Task -> Repeat every record exactly, but keep images out of the copy.

-- Start Rows --

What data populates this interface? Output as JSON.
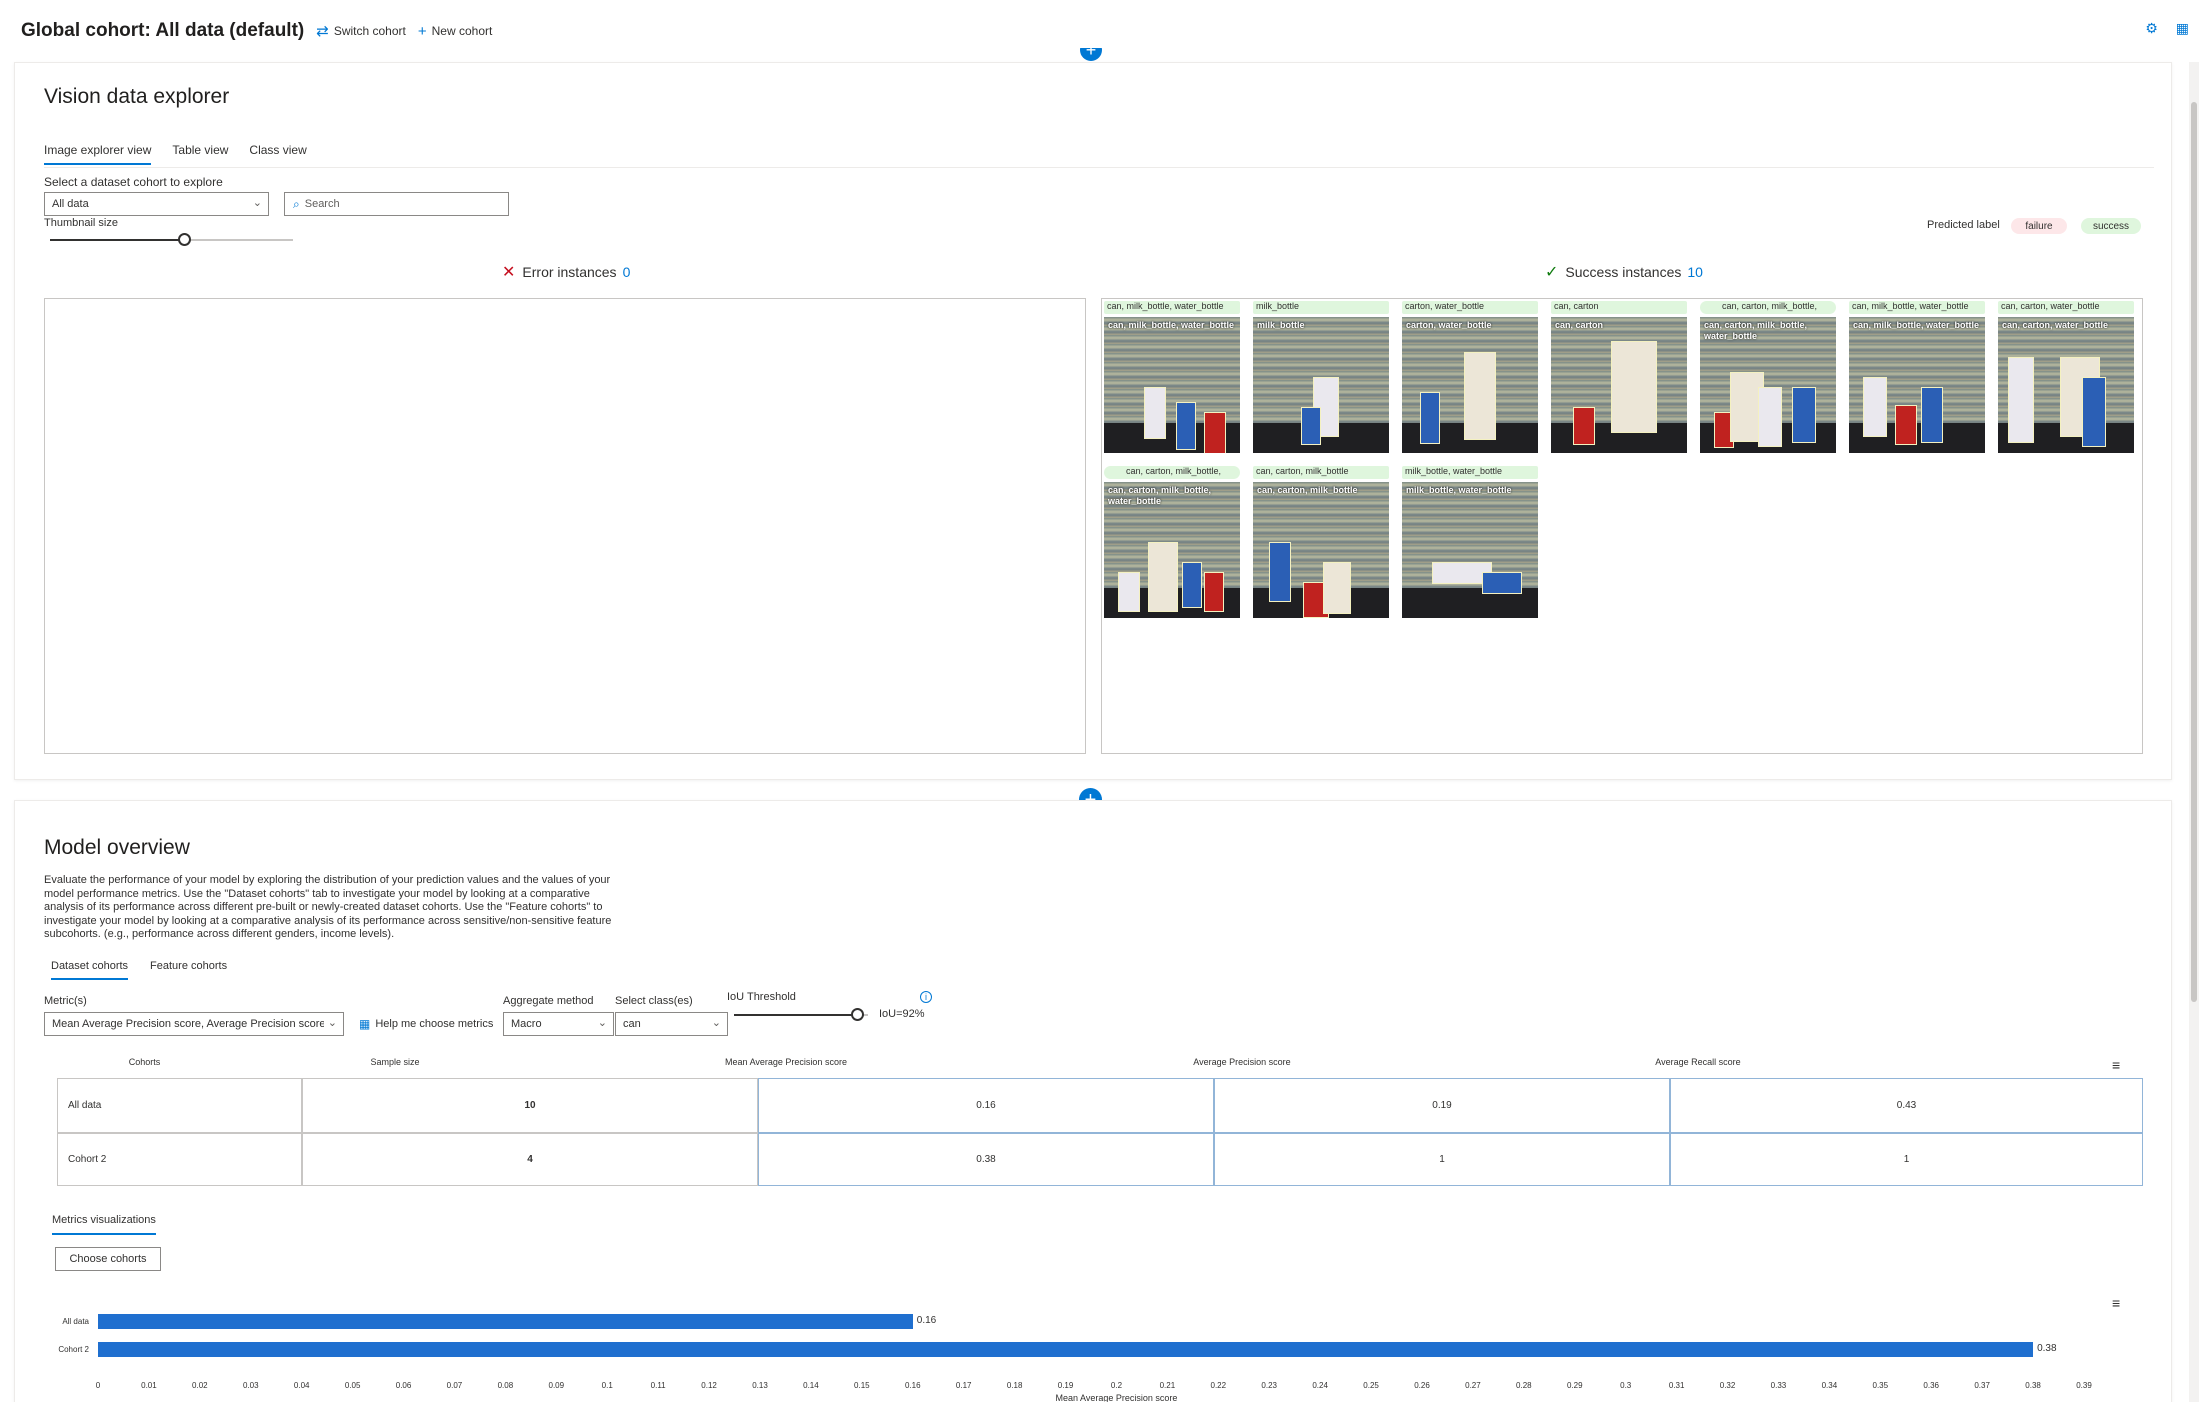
{
  "header": {
    "title": "Global cohort: All data (default)",
    "switch_cohort": "Switch cohort",
    "new_cohort": "New cohort"
  },
  "vision_explorer": {
    "title": "Vision data explorer",
    "tabs": [
      "Image explorer view",
      "Table view",
      "Class view"
    ],
    "select_label": "Select a dataset cohort to explore",
    "cohort_value": "All data",
    "search_placeholder": "Search",
    "thumbnail_label": "Thumbnail size",
    "thumbnail_value": 0.55,
    "predicted_label": "Predicted label",
    "legend_failure": "failure",
    "legend_success": "success",
    "error_label": "Error instances",
    "error_count": "0",
    "success_label": "Success instances",
    "success_count": "10",
    "thumbnails": [
      {
        "caption": "can, milk_bottle, water_bottle",
        "overlay": "can, milk_bottle, water_bottle"
      },
      {
        "caption": "milk_bottle",
        "overlay": "milk_bottle"
      },
      {
        "caption": "carton, water_bottle",
        "overlay": "carton, water_bottle"
      },
      {
        "caption": "can, carton",
        "overlay": "can, carton"
      },
      {
        "caption": "can, carton, milk_bottle,",
        "overlay": "can, carton, milk_bottle, water_bottle"
      },
      {
        "caption": "can, milk_bottle, water_bottle",
        "overlay": "can, milk_bottle, water_bottle"
      },
      {
        "caption": "can, carton, water_bottle",
        "overlay": "can, carton, water_bottle"
      },
      {
        "caption": "can, carton, milk_bottle,",
        "overlay": "can, carton, milk_bottle, water_bottle"
      },
      {
        "caption": "can, carton, milk_bottle",
        "overlay": "can, carton, milk_bottle"
      },
      {
        "caption": "milk_bottle, water_bottle",
        "overlay": "milk_bottle, water_bottle"
      }
    ]
  },
  "model_overview": {
    "title": "Model overview",
    "description": "Evaluate the performance of your model by exploring the distribution of your prediction values and the values of your model performance metrics. Use the \"Dataset cohorts\" tab to investigate your model by looking at a comparative analysis of its performance across different pre-built or newly-created dataset cohorts. Use the \"Feature cohorts\" to investigate your model by looking at a comparative analysis of its performance across sensitive/non-sensitive feature subcohorts. (e.g., performance across different genders, income levels).",
    "tabs": [
      "Dataset cohorts",
      "Feature cohorts"
    ],
    "metrics_label": "Metric(s)",
    "metrics_value": "Mean Average Precision score, Average Precision score, ...",
    "help_label": "Help me choose metrics",
    "aggregate_label": "Aggregate method",
    "aggregate_value": "Macro",
    "class_label": "Select class(es)",
    "class_value": "can",
    "iou_label": "IoU Threshold",
    "iou_value": "IoU=92%",
    "iou_fraction": 0.92,
    "table": {
      "headers": [
        "Cohorts",
        "Sample size",
        "Mean Average Precision score",
        "Average Precision score",
        "Average Recall score"
      ],
      "rows": [
        [
          "All data",
          "10",
          "0.16",
          "0.19",
          "0.43"
        ],
        [
          "Cohort 2",
          "4",
          "0.38",
          "1",
          "1"
        ]
      ]
    },
    "viz_tab": "Metrics visualizations",
    "choose_cohorts": "Choose cohorts"
  },
  "chart_data": {
    "type": "bar",
    "orientation": "horizontal",
    "categories": [
      "All data",
      "Cohort 2"
    ],
    "values": [
      0.16,
      0.38
    ],
    "xlabel": "Mean Average Precision score",
    "xlim": [
      0,
      0.39
    ],
    "xticks": [
      "0",
      "0.01",
      "0.02",
      "0.03",
      "0.04",
      "0.05",
      "0.06",
      "0.07",
      "0.08",
      "0.09",
      "0.1",
      "0.11",
      "0.12",
      "0.13",
      "0.14",
      "0.15",
      "0.16",
      "0.17",
      "0.18",
      "0.19",
      "0.2",
      "0.21",
      "0.22",
      "0.23",
      "0.24",
      "0.25",
      "0.26",
      "0.27",
      "0.28",
      "0.29",
      "0.3",
      "0.31",
      "0.32",
      "0.33",
      "0.34",
      "0.35",
      "0.36",
      "0.37",
      "0.38",
      "0.39"
    ],
    "bar_color": "#1f6fcf"
  },
  "colors": {
    "accent": "#0078d4",
    "failure_pill": "#fde7e9",
    "success_pill": "#dff6dd",
    "error_icon": "#c50f1f"
  }
}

-- End Rows --

Solution to the problem ->
What data populates this interface? Output as JSON.
{
  "header": {
    "title": "Global cohort: All data (default)",
    "switch_cohort": "Switch cohort",
    "new_cohort": "New cohort"
  },
  "vision_explorer": {
    "title": "Vision data explorer",
    "tabs": [
      "Image explorer view",
      "Table view",
      "Class view"
    ],
    "select_label": "Select a dataset cohort to explore",
    "cohort_value": "All data",
    "search_placeholder": "Search",
    "thumbnail_label": "Thumbnail size",
    "thumbnail_value": 0.55,
    "predicted_label": "Predicted label",
    "legend_failure": "failure",
    "legend_success": "success",
    "error_label": "Error instances",
    "error_count": "0",
    "success_label": "Success instances",
    "success_count": "10",
    "thumbnails": [
      {
        "caption": "can, milk_bottle, water_bottle",
        "overlay": "can, milk_bottle, water_bottle"
      },
      {
        "caption": "milk_bottle",
        "overlay": "milk_bottle"
      },
      {
        "caption": "carton, water_bottle",
        "overlay": "carton, water_bottle"
      },
      {
        "caption": "can, carton",
        "overlay": "can, carton"
      },
      {
        "caption": "can, carton, milk_bottle,",
        "overlay": "can, carton, milk_bottle, water_bottle"
      },
      {
        "caption": "can, milk_bottle, water_bottle",
        "overlay": "can, milk_bottle, water_bottle"
      },
      {
        "caption": "can, carton, water_bottle",
        "overlay": "can, carton, water_bottle"
      },
      {
        "caption": "can, carton, milk_bottle,",
        "overlay": "can, carton, milk_bottle, water_bottle"
      },
      {
        "caption": "can, carton, milk_bottle",
        "overlay": "can, carton, milk_bottle"
      },
      {
        "caption": "milk_bottle, water_bottle",
        "overlay": "milk_bottle, water_bottle"
      }
    ]
  },
  "model_overview": {
    "title": "Model overview",
    "description": "Evaluate the performance of your model by exploring the distribution of your prediction values and the values of your model performance metrics. Use the \"Dataset cohorts\" tab to investigate your model by looking at a comparative analysis of its performance across different pre-built or newly-created dataset cohorts. Use the \"Feature cohorts\" to investigate your model by looking at a comparative analysis of its performance across sensitive/non-sensitive feature subcohorts. (e.g., performance across different genders, income levels).",
    "tabs": [
      "Dataset cohorts",
      "Feature cohorts"
    ],
    "metrics_label": "Metric(s)",
    "metrics_value": "Mean Average Precision score, Average Precision score, ...",
    "help_label": "Help me choose metrics",
    "aggregate_label": "Aggregate method",
    "aggregate_value": "Macro",
    "class_label": "Select class(es)",
    "class_value": "can",
    "iou_label": "IoU Threshold",
    "iou_value": "IoU=92%",
    "iou_fraction": 0.92,
    "table": {
      "headers": [
        "Cohorts",
        "Sample size",
        "Mean Average Precision score",
        "Average Precision score",
        "Average Recall score"
      ],
      "rows": [
        [
          "All data",
          "10",
          "0.16",
          "0.19",
          "0.43"
        ],
        [
          "Cohort 2",
          "4",
          "0.38",
          "1",
          "1"
        ]
      ]
    },
    "viz_tab": "Metrics visualizations",
    "choose_cohorts": "Choose cohorts"
  },
  "chart_data": {
    "type": "bar",
    "orientation": "horizontal",
    "categories": [
      "All data",
      "Cohort 2"
    ],
    "values": [
      0.16,
      0.38
    ],
    "xlabel": "Mean Average Precision score",
    "xlim": [
      0,
      0.39
    ],
    "xticks": [
      "0",
      "0.01",
      "0.02",
      "0.03",
      "0.04",
      "0.05",
      "0.06",
      "0.07",
      "0.08",
      "0.09",
      "0.1",
      "0.11",
      "0.12",
      "0.13",
      "0.14",
      "0.15",
      "0.16",
      "0.17",
      "0.18",
      "0.19",
      "0.2",
      "0.21",
      "0.22",
      "0.23",
      "0.24",
      "0.25",
      "0.26",
      "0.27",
      "0.28",
      "0.29",
      "0.3",
      "0.31",
      "0.32",
      "0.33",
      "0.34",
      "0.35",
      "0.36",
      "0.37",
      "0.38",
      "0.39"
    ],
    "bar_color": "#1f6fcf"
  },
  "colors": {
    "accent": "#0078d4",
    "failure_pill": "#fde7e9",
    "success_pill": "#dff6dd",
    "error_icon": "#c50f1f"
  }
}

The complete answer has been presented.